• Items stored in the dataset
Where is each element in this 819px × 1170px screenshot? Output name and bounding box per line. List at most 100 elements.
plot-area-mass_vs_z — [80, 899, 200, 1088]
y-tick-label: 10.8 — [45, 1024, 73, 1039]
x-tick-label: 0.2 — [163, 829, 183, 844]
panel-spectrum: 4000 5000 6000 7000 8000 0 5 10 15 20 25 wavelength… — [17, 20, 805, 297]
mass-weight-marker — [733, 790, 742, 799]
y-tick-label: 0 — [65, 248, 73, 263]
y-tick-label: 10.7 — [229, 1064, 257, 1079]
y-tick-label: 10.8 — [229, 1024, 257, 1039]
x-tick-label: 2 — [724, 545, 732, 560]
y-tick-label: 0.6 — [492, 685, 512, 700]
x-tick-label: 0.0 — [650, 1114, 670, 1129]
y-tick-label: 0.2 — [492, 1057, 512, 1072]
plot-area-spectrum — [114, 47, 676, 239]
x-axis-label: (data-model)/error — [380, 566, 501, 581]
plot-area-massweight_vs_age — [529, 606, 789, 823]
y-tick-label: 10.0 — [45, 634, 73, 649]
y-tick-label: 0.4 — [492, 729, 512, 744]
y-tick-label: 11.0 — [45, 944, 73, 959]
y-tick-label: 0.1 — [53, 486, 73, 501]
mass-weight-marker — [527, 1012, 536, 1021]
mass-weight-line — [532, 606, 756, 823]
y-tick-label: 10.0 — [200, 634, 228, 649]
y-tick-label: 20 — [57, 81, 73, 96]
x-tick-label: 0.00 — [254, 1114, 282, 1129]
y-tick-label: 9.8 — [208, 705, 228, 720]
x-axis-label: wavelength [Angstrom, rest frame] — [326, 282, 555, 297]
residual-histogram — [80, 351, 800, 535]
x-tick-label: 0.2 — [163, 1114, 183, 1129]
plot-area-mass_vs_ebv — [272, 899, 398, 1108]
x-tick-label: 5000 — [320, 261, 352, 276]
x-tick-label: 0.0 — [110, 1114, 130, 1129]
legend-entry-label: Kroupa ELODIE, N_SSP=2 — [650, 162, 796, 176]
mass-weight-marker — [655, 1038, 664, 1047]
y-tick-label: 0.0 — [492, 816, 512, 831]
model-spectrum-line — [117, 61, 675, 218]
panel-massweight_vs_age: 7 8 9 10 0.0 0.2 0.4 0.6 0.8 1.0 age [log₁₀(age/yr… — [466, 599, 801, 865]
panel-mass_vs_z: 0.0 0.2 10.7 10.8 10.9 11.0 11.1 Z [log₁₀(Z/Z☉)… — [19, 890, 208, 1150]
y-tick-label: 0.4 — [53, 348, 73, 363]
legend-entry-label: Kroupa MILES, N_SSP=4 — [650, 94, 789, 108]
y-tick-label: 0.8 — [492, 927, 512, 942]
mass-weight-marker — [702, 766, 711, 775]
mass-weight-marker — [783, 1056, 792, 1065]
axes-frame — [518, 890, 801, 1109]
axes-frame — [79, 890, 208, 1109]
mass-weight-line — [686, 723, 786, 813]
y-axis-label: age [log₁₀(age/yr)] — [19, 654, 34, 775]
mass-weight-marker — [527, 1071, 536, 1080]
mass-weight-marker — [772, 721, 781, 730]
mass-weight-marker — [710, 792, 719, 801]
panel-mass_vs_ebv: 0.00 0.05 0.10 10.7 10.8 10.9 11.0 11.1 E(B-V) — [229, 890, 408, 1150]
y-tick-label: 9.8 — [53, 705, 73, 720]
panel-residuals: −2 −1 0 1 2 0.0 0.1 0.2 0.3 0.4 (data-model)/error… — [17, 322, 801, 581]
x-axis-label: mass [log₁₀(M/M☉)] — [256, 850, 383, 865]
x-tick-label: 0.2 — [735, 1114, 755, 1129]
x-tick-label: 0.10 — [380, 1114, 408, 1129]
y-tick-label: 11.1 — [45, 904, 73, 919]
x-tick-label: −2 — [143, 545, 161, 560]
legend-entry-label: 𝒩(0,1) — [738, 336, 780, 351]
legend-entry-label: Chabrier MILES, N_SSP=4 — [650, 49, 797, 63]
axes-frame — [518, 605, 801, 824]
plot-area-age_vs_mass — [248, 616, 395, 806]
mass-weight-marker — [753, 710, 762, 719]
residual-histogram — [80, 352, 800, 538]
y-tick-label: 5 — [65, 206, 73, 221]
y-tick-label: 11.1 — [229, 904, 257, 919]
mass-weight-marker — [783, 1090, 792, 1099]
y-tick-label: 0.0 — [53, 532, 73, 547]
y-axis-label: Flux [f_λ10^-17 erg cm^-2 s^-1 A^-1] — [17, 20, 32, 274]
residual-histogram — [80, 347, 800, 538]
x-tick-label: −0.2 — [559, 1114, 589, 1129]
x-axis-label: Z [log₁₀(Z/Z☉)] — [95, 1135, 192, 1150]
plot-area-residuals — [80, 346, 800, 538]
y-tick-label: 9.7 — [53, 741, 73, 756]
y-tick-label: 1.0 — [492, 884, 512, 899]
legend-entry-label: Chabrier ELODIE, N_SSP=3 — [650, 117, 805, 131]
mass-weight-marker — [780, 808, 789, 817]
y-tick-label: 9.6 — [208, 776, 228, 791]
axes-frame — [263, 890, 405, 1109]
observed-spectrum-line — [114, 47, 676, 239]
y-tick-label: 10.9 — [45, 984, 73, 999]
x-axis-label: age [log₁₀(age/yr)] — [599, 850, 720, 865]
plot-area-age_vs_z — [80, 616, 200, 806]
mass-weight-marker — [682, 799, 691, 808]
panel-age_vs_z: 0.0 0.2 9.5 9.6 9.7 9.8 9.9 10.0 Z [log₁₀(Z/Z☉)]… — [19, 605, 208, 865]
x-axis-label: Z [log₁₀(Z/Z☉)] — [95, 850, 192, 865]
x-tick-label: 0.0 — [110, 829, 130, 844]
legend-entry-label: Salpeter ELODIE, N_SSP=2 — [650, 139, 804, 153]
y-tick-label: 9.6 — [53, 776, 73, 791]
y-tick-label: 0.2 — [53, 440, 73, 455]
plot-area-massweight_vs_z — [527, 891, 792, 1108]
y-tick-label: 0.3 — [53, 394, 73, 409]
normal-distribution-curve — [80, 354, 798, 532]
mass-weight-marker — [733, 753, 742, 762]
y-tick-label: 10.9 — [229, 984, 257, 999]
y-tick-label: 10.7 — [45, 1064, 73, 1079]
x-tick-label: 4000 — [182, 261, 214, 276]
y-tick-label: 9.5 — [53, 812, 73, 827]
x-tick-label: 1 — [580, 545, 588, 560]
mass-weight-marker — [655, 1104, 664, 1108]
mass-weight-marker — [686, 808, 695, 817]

• TASK TO CARRY OUT
Print all of the items above word for word, with every line unchanged.

• RESULT OF THIS TASK
Where is each element in this 819px × 1170px screenshot? Output name and bounding box per line. List at most 100 elements.
plot-area-mass_vs_z — [80, 899, 200, 1088]
y-tick-label: 10.8 — [45, 1024, 73, 1039]
x-tick-label: 0.2 — [163, 829, 183, 844]
panel-spectrum: 4000 5000 6000 7000 8000 0 5 10 15 20 25 wavelength… — [17, 20, 805, 297]
mass-weight-marker — [733, 790, 742, 799]
y-tick-label: 0 — [65, 248, 73, 263]
y-tick-label: 10.7 — [229, 1064, 257, 1079]
y-tick-label: 10.8 — [229, 1024, 257, 1039]
x-tick-label: 2 — [724, 545, 732, 560]
y-tick-label: 0.6 — [492, 685, 512, 700]
x-tick-label: 0.0 — [650, 1114, 670, 1129]
y-tick-label: 0.2 — [492, 1057, 512, 1072]
plot-area-spectrum — [114, 47, 676, 239]
x-axis-label: (data-model)/error — [380, 566, 501, 581]
plot-area-massweight_vs_age — [529, 606, 789, 823]
y-tick-label: 10.0 — [45, 634, 73, 649]
y-tick-label: 0.4 — [492, 729, 512, 744]
y-tick-label: 11.0 — [45, 944, 73, 959]
y-tick-label: 0.1 — [53, 486, 73, 501]
mass-weight-marker — [527, 1012, 536, 1021]
mass-weight-line — [532, 606, 756, 823]
y-tick-label: 10.0 — [200, 634, 228, 649]
y-tick-label: 20 — [57, 81, 73, 96]
x-tick-label: 0.00 — [254, 1114, 282, 1129]
y-tick-label: 9.8 — [208, 705, 228, 720]
x-axis-label: wavelength [Angstrom, rest frame] — [326, 282, 555, 297]
residual-histogram — [80, 351, 800, 535]
x-tick-label: 0.2 — [163, 1114, 183, 1129]
plot-area-mass_vs_ebv — [272, 899, 398, 1108]
x-tick-label: 5000 — [320, 261, 352, 276]
x-tick-label: 0.0 — [110, 1114, 130, 1129]
legend-entry-label: Kroupa ELODIE, N_SSP=2 — [650, 162, 796, 176]
mass-weight-marker — [655, 1038, 664, 1047]
y-tick-label: 0.0 — [492, 816, 512, 831]
model-spectrum-line — [117, 61, 675, 218]
panel-massweight_vs_age: 7 8 9 10 0.0 0.2 0.4 0.6 0.8 1.0 age [log₁₀(age/yr… — [466, 599, 801, 865]
panel-mass_vs_z: 0.0 0.2 10.7 10.8 10.9 11.0 11.1 Z [log₁₀(Z/Z☉)… — [19, 890, 208, 1150]
y-tick-label: 0.4 — [53, 348, 73, 363]
legend-entry-label: Kroupa MILES, N_SSP=4 — [650, 94, 789, 108]
y-tick-label: 0.8 — [492, 927, 512, 942]
mass-weight-marker — [702, 766, 711, 775]
mass-weight-marker — [783, 1056, 792, 1065]
axes-frame — [518, 890, 801, 1109]
axes-frame — [79, 890, 208, 1109]
mass-weight-line — [686, 723, 786, 813]
y-axis-label: age [log₁₀(age/yr)] — [19, 654, 34, 775]
mass-weight-marker — [527, 1071, 536, 1080]
mass-weight-marker — [772, 721, 781, 730]
mass-weight-marker — [710, 792, 719, 801]
panel-mass_vs_ebv: 0.00 0.05 0.10 10.7 10.8 10.9 11.0 11.1 E(B-V) — [229, 890, 408, 1150]
y-tick-label: 9.8 — [53, 705, 73, 720]
panel-residuals: −2 −1 0 1 2 0.0 0.1 0.2 0.3 0.4 (data-model)/error… — [17, 322, 801, 581]
x-axis-label: mass [log₁₀(M/M☉)] — [256, 850, 383, 865]
x-tick-label: 0.2 — [735, 1114, 755, 1129]
x-tick-label: 0.10 — [380, 1114, 408, 1129]
y-tick-label: 11.1 — [45, 904, 73, 919]
x-tick-label: −2 — [143, 545, 161, 560]
legend-entry-label: 𝒩(0,1) — [738, 336, 780, 351]
legend-entry-label: Chabrier MILES, N_SSP=4 — [650, 49, 797, 63]
axes-frame — [518, 605, 801, 824]
plot-area-age_vs_mass — [248, 616, 395, 806]
mass-weight-marker — [753, 710, 762, 719]
residual-histogram — [80, 352, 800, 538]
y-tick-label: 5 — [65, 206, 73, 221]
y-tick-label: 11.1 — [229, 904, 257, 919]
mass-weight-marker — [783, 1090, 792, 1099]
y-tick-label: 0.0 — [53, 532, 73, 547]
y-axis-label: Flux [f_λ10^-17 erg cm^-2 s^-1 A^-1] — [17, 20, 32, 274]
residual-histogram — [80, 347, 800, 538]
x-tick-label: −0.2 — [559, 1114, 589, 1129]
x-axis-label: Z [log₁₀(Z/Z☉)] — [95, 1135, 192, 1150]
plot-area-residuals — [80, 346, 800, 538]
y-tick-label: 9.7 — [53, 741, 73, 756]
y-tick-label: 1.0 — [492, 884, 512, 899]
legend-entry-label: Chabrier ELODIE, N_SSP=3 — [650, 117, 805, 131]
mass-weight-marker — [780, 808, 789, 817]
y-tick-label: 9.6 — [208, 776, 228, 791]
axes-frame — [263, 890, 405, 1109]
observed-spectrum-line — [114, 47, 676, 239]
y-tick-label: 10.9 — [45, 984, 73, 999]
x-axis-label: age [log₁₀(age/yr)] — [599, 850, 720, 865]
plot-area-age_vs_z — [80, 616, 200, 806]
mass-weight-marker — [682, 799, 691, 808]
panel-age_vs_z: 0.0 0.2 9.5 9.6 9.7 9.8 9.9 10.0 Z [log₁₀(Z/Z☉)]… — [19, 605, 208, 865]
x-axis-label: Z [log₁₀(Z/Z☉)] — [95, 850, 192, 865]
x-tick-label: 0.0 — [110, 829, 130, 844]
legend-entry-label: Salpeter ELODIE, N_SSP=2 — [650, 139, 804, 153]
y-tick-label: 9.6 — [53, 776, 73, 791]
y-tick-label: 0.2 — [53, 440, 73, 455]
plot-area-massweight_vs_z — [527, 891, 792, 1108]
y-tick-label: 0.3 — [53, 394, 73, 409]
normal-distribution-curve — [80, 354, 798, 532]
mass-weight-marker — [733, 753, 742, 762]
y-tick-label: 10.9 — [229, 984, 257, 999]
y-tick-label: 10.7 — [45, 1064, 73, 1079]
x-tick-label: 4000 — [182, 261, 214, 276]
y-tick-label: 9.5 — [53, 812, 73, 827]
x-tick-label: 1 — [580, 545, 588, 560]
mass-weight-marker — [655, 1104, 664, 1108]
mass-weight-marker — [686, 808, 695, 817]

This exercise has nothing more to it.